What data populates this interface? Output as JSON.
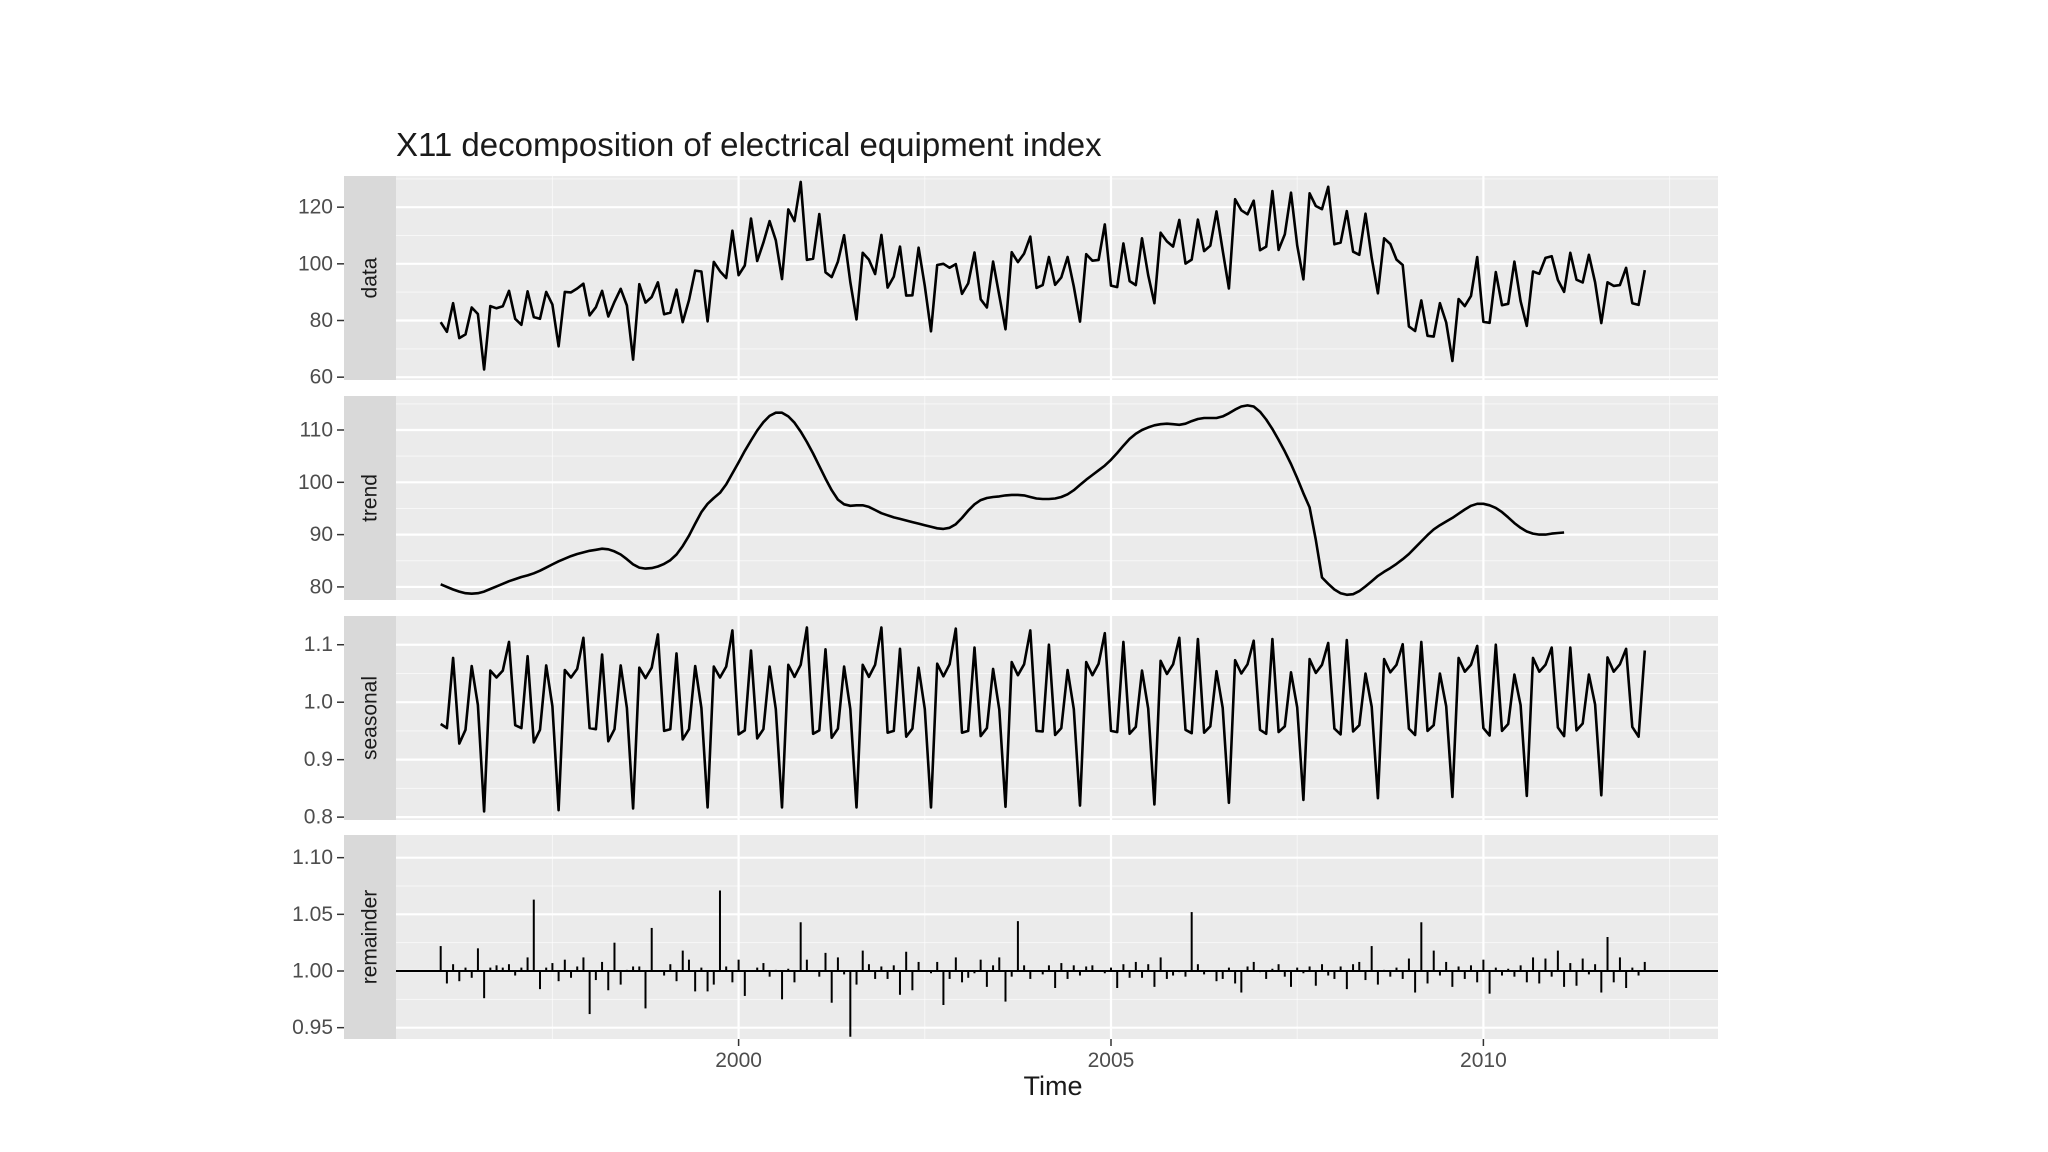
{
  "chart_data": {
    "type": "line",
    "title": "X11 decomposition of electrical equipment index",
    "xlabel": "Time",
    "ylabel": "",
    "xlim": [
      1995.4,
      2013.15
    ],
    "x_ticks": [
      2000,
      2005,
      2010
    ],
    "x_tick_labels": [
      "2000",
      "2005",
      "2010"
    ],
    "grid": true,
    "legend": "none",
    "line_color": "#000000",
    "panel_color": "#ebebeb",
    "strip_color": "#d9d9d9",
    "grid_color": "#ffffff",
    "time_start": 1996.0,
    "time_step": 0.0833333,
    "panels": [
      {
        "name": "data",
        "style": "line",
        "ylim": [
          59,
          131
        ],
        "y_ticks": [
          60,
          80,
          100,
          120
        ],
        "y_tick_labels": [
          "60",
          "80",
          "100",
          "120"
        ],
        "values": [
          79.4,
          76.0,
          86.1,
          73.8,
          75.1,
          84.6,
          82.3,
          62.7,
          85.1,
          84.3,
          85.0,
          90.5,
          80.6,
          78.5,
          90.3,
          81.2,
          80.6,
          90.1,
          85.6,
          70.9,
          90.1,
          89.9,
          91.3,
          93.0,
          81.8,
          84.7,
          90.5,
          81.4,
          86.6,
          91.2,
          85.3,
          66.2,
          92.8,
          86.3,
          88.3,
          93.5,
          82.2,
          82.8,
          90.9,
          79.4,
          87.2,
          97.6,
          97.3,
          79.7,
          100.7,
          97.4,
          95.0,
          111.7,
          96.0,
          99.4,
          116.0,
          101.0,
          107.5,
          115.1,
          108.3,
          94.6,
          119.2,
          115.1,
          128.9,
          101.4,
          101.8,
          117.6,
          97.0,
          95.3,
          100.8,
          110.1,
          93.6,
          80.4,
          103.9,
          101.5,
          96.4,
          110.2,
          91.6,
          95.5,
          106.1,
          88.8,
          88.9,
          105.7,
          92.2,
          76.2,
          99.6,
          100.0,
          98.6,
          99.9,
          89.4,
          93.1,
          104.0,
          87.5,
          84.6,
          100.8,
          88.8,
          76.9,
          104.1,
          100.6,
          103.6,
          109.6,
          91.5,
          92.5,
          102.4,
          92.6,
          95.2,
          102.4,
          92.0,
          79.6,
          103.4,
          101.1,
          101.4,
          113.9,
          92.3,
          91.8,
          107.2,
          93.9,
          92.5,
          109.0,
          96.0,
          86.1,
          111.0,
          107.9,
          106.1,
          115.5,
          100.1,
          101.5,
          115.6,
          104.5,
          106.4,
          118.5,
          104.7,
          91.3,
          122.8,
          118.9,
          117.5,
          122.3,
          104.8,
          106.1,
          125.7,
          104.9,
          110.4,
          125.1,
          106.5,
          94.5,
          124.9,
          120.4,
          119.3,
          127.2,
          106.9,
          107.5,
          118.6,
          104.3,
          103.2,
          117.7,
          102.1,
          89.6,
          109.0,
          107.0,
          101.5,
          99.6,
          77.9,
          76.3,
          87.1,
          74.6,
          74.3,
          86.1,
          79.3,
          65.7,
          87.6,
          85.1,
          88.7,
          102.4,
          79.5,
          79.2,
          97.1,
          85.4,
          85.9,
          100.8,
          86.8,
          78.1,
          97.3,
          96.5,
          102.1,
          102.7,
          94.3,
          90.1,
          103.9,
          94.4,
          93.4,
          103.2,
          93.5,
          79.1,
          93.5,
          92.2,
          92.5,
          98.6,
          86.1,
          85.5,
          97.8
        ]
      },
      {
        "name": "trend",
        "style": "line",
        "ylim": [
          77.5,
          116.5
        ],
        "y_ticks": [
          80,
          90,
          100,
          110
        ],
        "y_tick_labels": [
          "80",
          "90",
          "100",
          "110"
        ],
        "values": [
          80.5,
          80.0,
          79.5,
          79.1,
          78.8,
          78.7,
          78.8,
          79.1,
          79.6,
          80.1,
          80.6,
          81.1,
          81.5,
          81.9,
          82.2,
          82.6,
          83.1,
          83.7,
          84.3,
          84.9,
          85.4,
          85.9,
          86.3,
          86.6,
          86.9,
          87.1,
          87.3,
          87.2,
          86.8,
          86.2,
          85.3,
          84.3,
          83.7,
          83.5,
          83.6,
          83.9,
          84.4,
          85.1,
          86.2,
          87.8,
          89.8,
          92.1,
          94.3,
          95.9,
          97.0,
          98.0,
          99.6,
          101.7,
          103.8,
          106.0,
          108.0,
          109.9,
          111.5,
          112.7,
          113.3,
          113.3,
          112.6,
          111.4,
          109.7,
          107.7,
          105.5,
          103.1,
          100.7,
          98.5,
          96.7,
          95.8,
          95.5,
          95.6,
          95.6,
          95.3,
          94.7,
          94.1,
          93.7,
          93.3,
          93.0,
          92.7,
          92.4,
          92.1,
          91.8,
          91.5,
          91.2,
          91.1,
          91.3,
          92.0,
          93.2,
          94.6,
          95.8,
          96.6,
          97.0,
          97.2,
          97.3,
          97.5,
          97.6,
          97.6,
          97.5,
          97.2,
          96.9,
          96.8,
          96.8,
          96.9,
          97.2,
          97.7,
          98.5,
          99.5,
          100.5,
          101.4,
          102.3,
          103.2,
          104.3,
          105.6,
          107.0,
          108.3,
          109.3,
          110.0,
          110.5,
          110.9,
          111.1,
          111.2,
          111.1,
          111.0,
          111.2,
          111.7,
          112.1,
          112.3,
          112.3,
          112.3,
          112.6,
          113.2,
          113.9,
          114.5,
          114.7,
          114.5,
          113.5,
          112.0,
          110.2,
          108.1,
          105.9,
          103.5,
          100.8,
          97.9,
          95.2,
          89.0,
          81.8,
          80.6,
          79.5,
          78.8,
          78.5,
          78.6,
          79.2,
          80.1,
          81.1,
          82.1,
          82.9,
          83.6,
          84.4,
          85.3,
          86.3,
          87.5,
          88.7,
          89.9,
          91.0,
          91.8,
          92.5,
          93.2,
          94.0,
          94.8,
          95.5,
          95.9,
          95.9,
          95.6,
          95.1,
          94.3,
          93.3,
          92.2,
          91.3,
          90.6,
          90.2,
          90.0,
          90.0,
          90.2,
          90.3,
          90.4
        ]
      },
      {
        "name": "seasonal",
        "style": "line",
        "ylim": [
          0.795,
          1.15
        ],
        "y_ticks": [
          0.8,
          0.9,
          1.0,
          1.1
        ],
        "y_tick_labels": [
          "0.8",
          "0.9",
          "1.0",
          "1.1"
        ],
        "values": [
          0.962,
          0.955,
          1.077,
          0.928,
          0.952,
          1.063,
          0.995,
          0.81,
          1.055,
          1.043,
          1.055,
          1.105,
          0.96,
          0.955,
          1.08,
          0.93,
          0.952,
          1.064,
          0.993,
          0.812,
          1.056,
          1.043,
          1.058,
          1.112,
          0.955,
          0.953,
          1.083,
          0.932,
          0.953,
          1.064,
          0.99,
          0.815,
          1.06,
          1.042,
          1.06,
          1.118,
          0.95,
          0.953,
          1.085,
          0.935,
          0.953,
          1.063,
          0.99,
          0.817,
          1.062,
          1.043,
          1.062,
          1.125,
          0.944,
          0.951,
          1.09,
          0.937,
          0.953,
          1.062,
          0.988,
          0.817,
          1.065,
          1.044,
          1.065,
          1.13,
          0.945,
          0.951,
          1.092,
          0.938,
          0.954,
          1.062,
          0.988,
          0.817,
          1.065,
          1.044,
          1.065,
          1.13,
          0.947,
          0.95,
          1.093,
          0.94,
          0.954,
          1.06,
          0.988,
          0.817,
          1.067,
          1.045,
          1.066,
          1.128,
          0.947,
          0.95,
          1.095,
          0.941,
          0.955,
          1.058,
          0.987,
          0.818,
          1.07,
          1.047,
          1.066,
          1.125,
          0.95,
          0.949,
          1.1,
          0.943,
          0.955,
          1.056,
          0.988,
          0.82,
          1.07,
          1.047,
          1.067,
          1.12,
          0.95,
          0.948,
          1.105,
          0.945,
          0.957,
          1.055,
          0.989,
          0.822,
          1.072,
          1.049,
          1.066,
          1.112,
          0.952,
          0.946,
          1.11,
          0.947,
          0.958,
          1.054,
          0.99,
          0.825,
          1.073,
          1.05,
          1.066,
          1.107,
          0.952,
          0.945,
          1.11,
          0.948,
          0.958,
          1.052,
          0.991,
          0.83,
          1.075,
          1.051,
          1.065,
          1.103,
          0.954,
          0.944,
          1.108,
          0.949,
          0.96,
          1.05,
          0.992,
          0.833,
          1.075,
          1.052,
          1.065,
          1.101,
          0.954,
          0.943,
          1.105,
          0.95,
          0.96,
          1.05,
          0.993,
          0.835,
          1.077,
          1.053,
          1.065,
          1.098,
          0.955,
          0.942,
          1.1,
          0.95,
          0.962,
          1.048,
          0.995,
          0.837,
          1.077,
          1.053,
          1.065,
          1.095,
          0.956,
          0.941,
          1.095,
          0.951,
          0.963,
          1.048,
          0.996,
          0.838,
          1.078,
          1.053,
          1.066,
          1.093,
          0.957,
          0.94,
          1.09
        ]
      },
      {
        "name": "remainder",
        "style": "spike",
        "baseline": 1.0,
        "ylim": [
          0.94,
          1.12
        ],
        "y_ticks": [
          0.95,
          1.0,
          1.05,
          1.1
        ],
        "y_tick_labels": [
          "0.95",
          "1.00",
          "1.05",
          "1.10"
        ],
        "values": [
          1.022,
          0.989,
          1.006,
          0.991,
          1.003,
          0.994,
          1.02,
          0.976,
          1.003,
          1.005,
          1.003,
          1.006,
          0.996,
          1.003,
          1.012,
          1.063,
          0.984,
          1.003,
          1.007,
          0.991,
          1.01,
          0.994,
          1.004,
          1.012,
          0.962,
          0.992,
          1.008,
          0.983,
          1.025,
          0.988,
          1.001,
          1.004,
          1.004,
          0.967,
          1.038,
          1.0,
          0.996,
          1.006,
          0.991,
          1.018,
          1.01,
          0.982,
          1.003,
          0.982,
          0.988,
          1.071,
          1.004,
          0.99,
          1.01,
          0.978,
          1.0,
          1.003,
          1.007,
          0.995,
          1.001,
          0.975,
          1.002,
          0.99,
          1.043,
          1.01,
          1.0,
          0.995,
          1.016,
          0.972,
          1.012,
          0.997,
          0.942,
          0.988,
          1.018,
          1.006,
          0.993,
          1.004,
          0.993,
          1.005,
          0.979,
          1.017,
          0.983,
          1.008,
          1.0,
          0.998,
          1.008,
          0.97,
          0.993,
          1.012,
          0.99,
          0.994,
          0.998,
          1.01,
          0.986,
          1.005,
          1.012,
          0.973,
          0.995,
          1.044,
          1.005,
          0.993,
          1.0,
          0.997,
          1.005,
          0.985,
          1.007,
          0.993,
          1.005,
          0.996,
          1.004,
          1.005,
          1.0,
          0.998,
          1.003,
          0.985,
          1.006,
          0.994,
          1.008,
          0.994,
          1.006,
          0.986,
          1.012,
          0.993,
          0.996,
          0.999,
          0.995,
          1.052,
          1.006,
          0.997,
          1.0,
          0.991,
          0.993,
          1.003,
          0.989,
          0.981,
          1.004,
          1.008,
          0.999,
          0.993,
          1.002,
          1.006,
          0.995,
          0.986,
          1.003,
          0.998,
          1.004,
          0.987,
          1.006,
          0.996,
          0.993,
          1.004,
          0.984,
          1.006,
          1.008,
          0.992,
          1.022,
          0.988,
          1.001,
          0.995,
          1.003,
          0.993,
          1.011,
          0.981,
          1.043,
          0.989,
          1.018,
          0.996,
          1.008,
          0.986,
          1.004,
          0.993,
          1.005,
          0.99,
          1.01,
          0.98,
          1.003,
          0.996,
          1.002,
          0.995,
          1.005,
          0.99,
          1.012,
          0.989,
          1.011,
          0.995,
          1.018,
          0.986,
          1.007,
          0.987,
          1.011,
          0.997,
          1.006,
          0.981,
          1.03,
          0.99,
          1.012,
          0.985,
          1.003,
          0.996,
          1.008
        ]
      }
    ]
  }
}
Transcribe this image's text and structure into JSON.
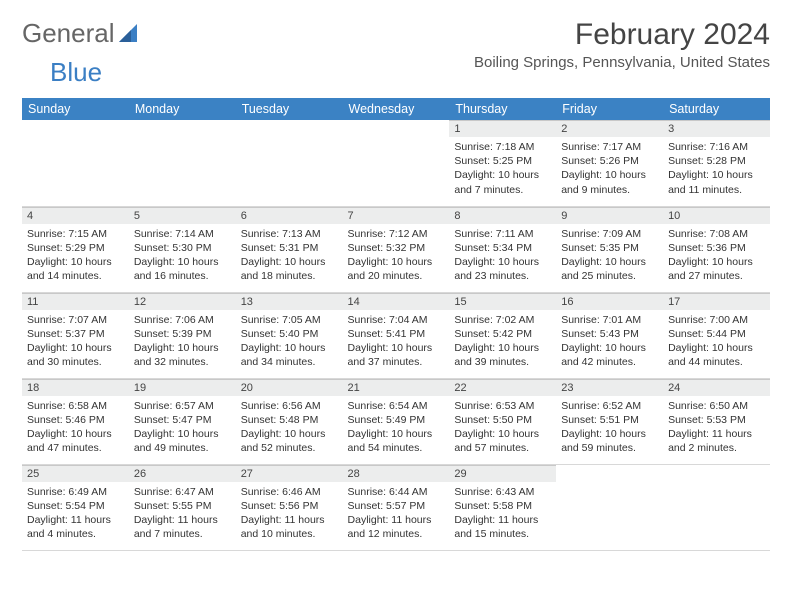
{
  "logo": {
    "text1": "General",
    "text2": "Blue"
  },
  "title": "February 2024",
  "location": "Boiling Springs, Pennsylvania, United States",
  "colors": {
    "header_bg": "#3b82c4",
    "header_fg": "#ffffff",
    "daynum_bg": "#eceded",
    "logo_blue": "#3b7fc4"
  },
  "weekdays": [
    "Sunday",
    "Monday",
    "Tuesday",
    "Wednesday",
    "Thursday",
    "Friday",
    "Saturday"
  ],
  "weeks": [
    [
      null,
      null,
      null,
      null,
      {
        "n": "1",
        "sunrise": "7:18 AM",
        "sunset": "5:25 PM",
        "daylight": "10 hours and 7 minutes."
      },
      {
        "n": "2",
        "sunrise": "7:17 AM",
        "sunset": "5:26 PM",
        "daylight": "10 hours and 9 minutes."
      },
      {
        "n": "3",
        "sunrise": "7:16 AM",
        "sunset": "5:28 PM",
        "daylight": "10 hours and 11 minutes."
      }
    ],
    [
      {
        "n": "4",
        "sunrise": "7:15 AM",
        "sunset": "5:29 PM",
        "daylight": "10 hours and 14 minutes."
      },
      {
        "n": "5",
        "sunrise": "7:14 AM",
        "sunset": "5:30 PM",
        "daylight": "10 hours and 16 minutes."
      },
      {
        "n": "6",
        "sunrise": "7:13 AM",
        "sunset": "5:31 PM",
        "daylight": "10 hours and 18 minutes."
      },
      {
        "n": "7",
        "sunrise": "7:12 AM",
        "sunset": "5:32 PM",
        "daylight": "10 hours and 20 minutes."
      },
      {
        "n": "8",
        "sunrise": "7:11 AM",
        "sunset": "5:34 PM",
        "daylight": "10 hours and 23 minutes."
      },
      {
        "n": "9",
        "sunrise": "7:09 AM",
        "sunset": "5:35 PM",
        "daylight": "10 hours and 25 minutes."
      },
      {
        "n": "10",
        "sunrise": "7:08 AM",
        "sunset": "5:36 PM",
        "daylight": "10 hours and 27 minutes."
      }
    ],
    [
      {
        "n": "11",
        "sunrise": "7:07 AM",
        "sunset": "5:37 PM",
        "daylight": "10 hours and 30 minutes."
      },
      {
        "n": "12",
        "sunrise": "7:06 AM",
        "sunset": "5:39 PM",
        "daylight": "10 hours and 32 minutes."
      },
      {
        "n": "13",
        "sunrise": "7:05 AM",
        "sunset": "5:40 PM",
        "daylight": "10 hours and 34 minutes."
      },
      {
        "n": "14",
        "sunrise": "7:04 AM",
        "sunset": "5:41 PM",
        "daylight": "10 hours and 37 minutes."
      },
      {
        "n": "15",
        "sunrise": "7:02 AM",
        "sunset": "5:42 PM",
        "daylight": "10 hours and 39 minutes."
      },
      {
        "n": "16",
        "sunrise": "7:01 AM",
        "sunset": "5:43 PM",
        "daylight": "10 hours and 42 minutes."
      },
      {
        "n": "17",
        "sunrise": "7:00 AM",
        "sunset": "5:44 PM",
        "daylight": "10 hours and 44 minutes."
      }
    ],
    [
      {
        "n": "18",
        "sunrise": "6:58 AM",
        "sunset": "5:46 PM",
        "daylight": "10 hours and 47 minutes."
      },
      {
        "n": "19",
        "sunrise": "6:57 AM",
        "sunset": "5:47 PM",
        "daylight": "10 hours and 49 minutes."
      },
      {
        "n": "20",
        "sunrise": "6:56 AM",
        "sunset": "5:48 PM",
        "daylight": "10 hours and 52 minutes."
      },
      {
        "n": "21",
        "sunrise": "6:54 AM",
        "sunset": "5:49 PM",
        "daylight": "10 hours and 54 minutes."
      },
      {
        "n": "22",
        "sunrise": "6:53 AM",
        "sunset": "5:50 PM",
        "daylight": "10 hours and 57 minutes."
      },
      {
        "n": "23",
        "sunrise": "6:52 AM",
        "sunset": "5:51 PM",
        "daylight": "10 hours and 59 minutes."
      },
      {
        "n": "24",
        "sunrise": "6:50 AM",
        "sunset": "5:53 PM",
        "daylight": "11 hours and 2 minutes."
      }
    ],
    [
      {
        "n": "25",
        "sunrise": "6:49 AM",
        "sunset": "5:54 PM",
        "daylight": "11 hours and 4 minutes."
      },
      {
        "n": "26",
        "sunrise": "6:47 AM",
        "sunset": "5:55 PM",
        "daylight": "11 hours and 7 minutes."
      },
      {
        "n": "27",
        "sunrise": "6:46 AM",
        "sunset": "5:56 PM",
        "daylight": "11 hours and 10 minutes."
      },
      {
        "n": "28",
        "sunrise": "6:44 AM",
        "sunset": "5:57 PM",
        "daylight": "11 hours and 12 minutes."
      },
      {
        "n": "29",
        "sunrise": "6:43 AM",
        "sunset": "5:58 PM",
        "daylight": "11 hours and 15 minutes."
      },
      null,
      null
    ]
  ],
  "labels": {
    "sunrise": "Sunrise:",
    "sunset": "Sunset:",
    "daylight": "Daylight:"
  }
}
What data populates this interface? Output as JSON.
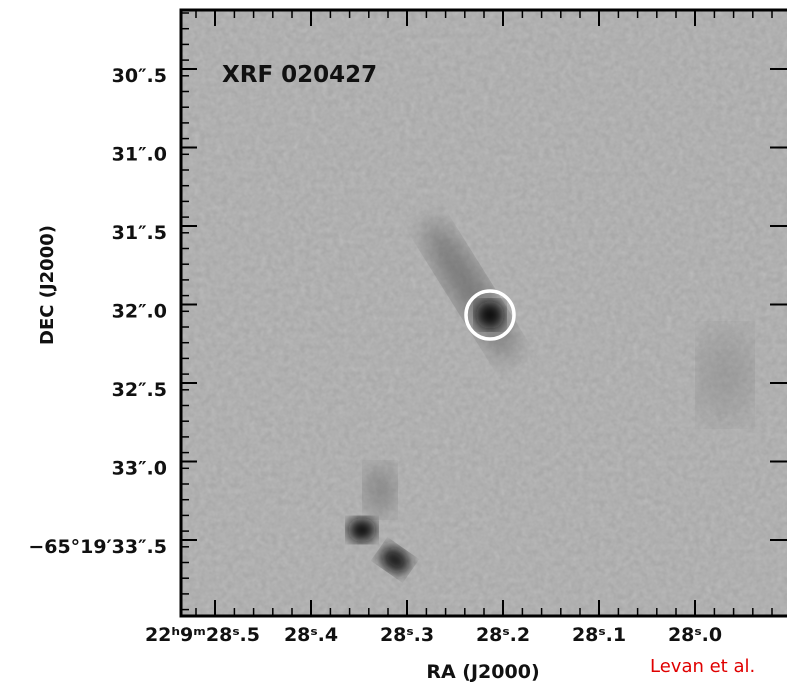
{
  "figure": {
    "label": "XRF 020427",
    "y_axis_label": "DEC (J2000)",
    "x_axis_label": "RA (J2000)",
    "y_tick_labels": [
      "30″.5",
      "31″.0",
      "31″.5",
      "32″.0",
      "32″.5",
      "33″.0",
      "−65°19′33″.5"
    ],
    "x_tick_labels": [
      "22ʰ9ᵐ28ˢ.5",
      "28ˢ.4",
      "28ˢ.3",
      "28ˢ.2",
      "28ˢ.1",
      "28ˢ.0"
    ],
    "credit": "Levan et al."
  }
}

Written problem: Show every line where the string "title" appears.

Written reply:
    "title": "X11 decomposition of electrical equipment index",
  "title": "February 2024",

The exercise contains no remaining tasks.